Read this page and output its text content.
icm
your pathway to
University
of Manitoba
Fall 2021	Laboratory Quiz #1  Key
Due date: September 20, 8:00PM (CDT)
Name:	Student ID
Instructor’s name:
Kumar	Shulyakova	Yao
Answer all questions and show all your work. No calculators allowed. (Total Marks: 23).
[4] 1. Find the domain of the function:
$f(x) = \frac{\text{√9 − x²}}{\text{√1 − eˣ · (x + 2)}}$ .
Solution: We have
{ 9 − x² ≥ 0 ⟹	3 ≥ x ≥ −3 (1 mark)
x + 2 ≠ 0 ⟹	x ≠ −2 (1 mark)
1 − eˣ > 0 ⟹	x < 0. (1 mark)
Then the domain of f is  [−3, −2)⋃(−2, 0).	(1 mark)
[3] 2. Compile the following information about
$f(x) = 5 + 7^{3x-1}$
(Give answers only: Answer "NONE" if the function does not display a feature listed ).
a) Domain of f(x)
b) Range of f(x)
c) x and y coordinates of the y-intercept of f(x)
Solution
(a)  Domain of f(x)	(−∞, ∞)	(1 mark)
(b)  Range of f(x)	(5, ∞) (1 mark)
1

● ● ● ●

_Task brief_
Take the entries above and copy them out exactly.

_Response for this exercise_
Read this page and output its text content.
icm
your pathway to
University
of Manitoba
Fall 2021	Laboratory Quiz #1  Key
Due date: September 20, 8:00PM (CDT)
Name:	Student ID
Instructor’s name:
Kumar	Shulyakova	Yao
Answer all questions and show all your work. No calculators allowed. (Total Marks: 23).
[4] 1. Find the domain of the function:
$f(x) = \frac{\text{√9 − x²}}{\text{√1 − eˣ · (x + 2)}}$ .
Solution: We have
{ 9 − x² ≥ 0 ⟹	3 ≥ x ≥ −3 (1 mark)
x + 2 ≠ 0 ⟹	x ≠ −2 (1 mark)
1 − eˣ > 0 ⟹	x < 0. (1 mark)
Then the domain of f is  [−3, −2)⋃(−2, 0).	(1 mark)
[3] 2. Compile the following information about
$f(x) = 5 + 7^{3x-1}$
(Give answers only: Answer "NONE" if the function does not display a feature listed ).
a) Domain of f(x)
b) Range of f(x)
c) x and y coordinates of the y-intercept of f(x)
Solution
(a)  Domain of f(x)	(−∞, ∞)	(1 mark)
(b)  Range of f(x)	(5, ∞) (1 mark)
1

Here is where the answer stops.